OBJECTIVE:
The records below must be duplicated exactly, character for character.

MATERIAL:
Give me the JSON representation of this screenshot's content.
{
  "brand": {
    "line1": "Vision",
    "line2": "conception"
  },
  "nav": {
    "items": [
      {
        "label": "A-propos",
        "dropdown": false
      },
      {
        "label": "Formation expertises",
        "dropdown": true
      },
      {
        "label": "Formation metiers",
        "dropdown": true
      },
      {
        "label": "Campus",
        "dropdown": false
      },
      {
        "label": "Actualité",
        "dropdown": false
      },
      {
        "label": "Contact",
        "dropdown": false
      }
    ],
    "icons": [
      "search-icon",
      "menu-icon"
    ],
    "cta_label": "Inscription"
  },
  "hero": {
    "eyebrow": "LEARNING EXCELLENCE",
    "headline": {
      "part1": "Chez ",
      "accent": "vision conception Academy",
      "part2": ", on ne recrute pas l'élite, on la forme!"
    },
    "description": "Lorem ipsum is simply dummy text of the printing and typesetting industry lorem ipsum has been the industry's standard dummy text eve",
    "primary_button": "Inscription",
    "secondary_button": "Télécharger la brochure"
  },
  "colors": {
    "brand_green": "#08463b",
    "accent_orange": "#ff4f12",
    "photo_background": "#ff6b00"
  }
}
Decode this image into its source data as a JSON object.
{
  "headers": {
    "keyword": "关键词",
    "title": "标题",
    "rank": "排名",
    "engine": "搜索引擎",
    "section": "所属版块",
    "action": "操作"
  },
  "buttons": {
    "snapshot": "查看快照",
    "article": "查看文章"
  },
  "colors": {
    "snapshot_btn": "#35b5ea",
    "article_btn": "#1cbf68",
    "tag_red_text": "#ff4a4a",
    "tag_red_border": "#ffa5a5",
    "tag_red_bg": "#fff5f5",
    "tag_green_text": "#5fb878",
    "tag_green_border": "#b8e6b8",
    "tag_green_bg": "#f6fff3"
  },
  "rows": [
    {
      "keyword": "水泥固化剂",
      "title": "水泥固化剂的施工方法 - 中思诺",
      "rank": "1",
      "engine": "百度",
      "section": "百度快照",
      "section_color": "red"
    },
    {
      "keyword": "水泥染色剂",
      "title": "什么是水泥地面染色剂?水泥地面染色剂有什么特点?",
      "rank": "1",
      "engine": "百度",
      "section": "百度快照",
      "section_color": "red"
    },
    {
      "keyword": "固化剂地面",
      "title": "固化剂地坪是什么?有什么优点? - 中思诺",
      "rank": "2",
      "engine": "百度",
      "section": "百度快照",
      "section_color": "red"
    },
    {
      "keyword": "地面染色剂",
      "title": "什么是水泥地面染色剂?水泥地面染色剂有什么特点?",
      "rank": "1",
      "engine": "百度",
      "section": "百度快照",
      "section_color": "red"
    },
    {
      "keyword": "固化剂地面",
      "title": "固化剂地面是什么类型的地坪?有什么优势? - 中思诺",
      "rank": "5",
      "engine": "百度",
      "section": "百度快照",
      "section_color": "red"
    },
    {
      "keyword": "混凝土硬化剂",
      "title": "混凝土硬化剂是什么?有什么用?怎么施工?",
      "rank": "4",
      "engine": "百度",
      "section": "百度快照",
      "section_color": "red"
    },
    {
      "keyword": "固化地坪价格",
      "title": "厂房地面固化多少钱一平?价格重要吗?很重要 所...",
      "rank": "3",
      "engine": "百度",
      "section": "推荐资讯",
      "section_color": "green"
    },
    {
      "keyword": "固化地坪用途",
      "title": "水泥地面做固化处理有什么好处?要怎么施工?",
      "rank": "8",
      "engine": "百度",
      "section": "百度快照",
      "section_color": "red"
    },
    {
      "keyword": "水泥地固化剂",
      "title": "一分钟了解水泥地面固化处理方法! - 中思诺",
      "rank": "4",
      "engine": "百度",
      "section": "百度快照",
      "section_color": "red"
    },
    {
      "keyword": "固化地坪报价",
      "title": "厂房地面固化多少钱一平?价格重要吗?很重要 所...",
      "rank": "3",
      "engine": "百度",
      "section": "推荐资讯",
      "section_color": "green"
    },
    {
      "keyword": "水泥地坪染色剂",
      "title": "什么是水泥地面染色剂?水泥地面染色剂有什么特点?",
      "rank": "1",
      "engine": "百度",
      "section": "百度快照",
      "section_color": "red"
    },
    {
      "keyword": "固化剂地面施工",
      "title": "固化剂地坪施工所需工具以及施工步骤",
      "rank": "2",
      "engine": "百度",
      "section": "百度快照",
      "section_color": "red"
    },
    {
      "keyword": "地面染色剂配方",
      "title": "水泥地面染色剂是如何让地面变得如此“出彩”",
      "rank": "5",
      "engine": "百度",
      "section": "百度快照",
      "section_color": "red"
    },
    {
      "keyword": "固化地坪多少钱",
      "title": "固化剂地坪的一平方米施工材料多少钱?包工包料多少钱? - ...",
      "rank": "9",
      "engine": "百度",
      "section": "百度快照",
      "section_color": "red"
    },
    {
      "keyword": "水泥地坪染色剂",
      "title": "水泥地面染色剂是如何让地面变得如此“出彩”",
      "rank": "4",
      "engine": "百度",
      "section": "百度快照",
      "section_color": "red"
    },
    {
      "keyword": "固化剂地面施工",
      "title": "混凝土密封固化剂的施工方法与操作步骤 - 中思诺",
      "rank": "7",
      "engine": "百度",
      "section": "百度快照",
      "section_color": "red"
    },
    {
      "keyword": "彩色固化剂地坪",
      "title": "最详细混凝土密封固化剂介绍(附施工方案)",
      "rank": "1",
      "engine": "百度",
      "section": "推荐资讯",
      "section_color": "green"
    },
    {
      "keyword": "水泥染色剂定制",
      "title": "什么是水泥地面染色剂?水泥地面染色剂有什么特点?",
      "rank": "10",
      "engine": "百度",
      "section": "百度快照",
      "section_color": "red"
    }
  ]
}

ANSWER TO THE EXERCISE:
Give me the JSON representation of this screenshot's content.
{
  "brand": {
    "line1": "Vision",
    "line2": "conception"
  },
  "nav": {
    "items": [
      {
        "label": "A-propos",
        "dropdown": false
      },
      {
        "label": "Formation expertises",
        "dropdown": true
      },
      {
        "label": "Formation metiers",
        "dropdown": true
      },
      {
        "label": "Campus",
        "dropdown": false
      },
      {
        "label": "Actualité",
        "dropdown": false
      },
      {
        "label": "Contact",
        "dropdown": false
      }
    ],
    "icons": [
      "search-icon",
      "menu-icon"
    ],
    "cta_label": "Inscription"
  },
  "hero": {
    "eyebrow": "LEARNING EXCELLENCE",
    "headline": {
      "part1": "Chez ",
      "accent": "vision conception Academy",
      "part2": ", on ne recrute pas l'élite, on la forme!"
    },
    "description": "Lorem ipsum is simply dummy text of the printing and typesetting industry lorem ipsum has been the industry's standard dummy text eve",
    "primary_button": "Inscription",
    "secondary_button": "Télécharger la brochure"
  },
  "colors": {
    "brand_green": "#08463b",
    "accent_orange": "#ff4f12",
    "photo_background": "#ff6b00"
  }
}
Decode this image into its source data as a JSON object.
{
  "headers": {
    "keyword": "关键词",
    "title": "标题",
    "rank": "排名",
    "engine": "搜索引擎",
    "section": "所属版块",
    "action": "操作"
  },
  "buttons": {
    "snapshot": "查看快照",
    "article": "查看文章"
  },
  "colors": {
    "snapshot_btn": "#35b5ea",
    "article_btn": "#1cbf68",
    "tag_red_text": "#ff4a4a",
    "tag_red_border": "#ffa5a5",
    "tag_red_bg": "#fff5f5",
    "tag_green_text": "#5fb878",
    "tag_green_border": "#b8e6b8",
    "tag_green_bg": "#f6fff3"
  },
  "rows": [
    {
      "keyword": "水泥固化剂",
      "title": "水泥固化剂的施工方法 - 中思诺",
      "rank": "1",
      "engine": "百度",
      "section": "百度快照",
      "section_color": "red"
    },
    {
      "keyword": "水泥染色剂",
      "title": "什么是水泥地面染色剂?水泥地面染色剂有什么特点?",
      "rank": "1",
      "engine": "百度",
      "section": "百度快照",
      "section_color": "red"
    },
    {
      "keyword": "固化剂地面",
      "title": "固化剂地坪是什么?有什么优点? - 中思诺",
      "rank": "2",
      "engine": "百度",
      "section": "百度快照",
      "section_color": "red"
    },
    {
      "keyword": "地面染色剂",
      "title": "什么是水泥地面染色剂?水泥地面染色剂有什么特点?",
      "rank": "1",
      "engine": "百度",
      "section": "百度快照",
      "section_color": "red"
    },
    {
      "keyword": "固化剂地面",
      "title": "固化剂地面是什么类型的地坪?有什么优势? - 中思诺",
      "rank": "5",
      "engine": "百度",
      "section": "百度快照",
      "section_color": "red"
    },
    {
      "keyword": "混凝土硬化剂",
      "title": "混凝土硬化剂是什么?有什么用?怎么施工?",
      "rank": "4",
      "engine": "百度",
      "section": "百度快照",
      "section_color": "red"
    },
    {
      "keyword": "固化地坪价格",
      "title": "厂房地面固化多少钱一平?价格重要吗?很重要 所...",
      "rank": "3",
      "engine": "百度",
      "section": "推荐资讯",
      "section_color": "green"
    },
    {
      "keyword": "固化地坪用途",
      "title": "水泥地面做固化处理有什么好处?要怎么施工?",
      "rank": "8",
      "engine": "百度",
      "section": "百度快照",
      "section_color": "red"
    },
    {
      "keyword": "水泥地固化剂",
      "title": "一分钟了解水泥地面固化处理方法! - 中思诺",
      "rank": "4",
      "engine": "百度",
      "section": "百度快照",
      "section_color": "red"
    },
    {
      "keyword": "固化地坪报价",
      "title": "厂房地面固化多少钱一平?价格重要吗?很重要 所...",
      "rank": "3",
      "engine": "百度",
      "section": "推荐资讯",
      "section_color": "green"
    },
    {
      "keyword": "水泥地坪染色剂",
      "title": "什么是水泥地面染色剂?水泥地面染色剂有什么特点?",
      "rank": "1",
      "engine": "百度",
      "section": "百度快照",
      "section_color": "red"
    },
    {
      "keyword": "固化剂地面施工",
      "title": "固化剂地坪施工所需工具以及施工步骤",
      "rank": "2",
      "engine": "百度",
      "section": "百度快照",
      "section_color": "red"
    },
    {
      "keyword": "地面染色剂配方",
      "title": "水泥地面染色剂是如何让地面变得如此“出彩”",
      "rank": "5",
      "engine": "百度",
      "section": "百度快照",
      "section_color": "red"
    },
    {
      "keyword": "固化地坪多少钱",
      "title": "固化剂地坪的一平方米施工材料多少钱?包工包料多少钱? - ...",
      "rank": "9",
      "engine": "百度",
      "section": "百度快照",
      "section_color": "red"
    },
    {
      "keyword": "水泥地坪染色剂",
      "title": "水泥地面染色剂是如何让地面变得如此“出彩”",
      "rank": "4",
      "engine": "百度",
      "section": "百度快照",
      "section_color": "red"
    },
    {
      "keyword": "固化剂地面施工",
      "title": "混凝土密封固化剂的施工方法与操作步骤 - 中思诺",
      "rank": "7",
      "engine": "百度",
      "section": "百度快照",
      "section_color": "red"
    },
    {
      "keyword": "彩色固化剂地坪",
      "title": "最详细混凝土密封固化剂介绍(附施工方案)",
      "rank": "1",
      "engine": "百度",
      "section": "推荐资讯",
      "section_color": "green"
    },
    {
      "keyword": "水泥染色剂定制",
      "title": "什么是水泥地面染色剂?水泥地面染色剂有什么特点?",
      "rank": "10",
      "engine": "百度",
      "section": "百度快照",
      "section_color": "red"
    }
  ]
}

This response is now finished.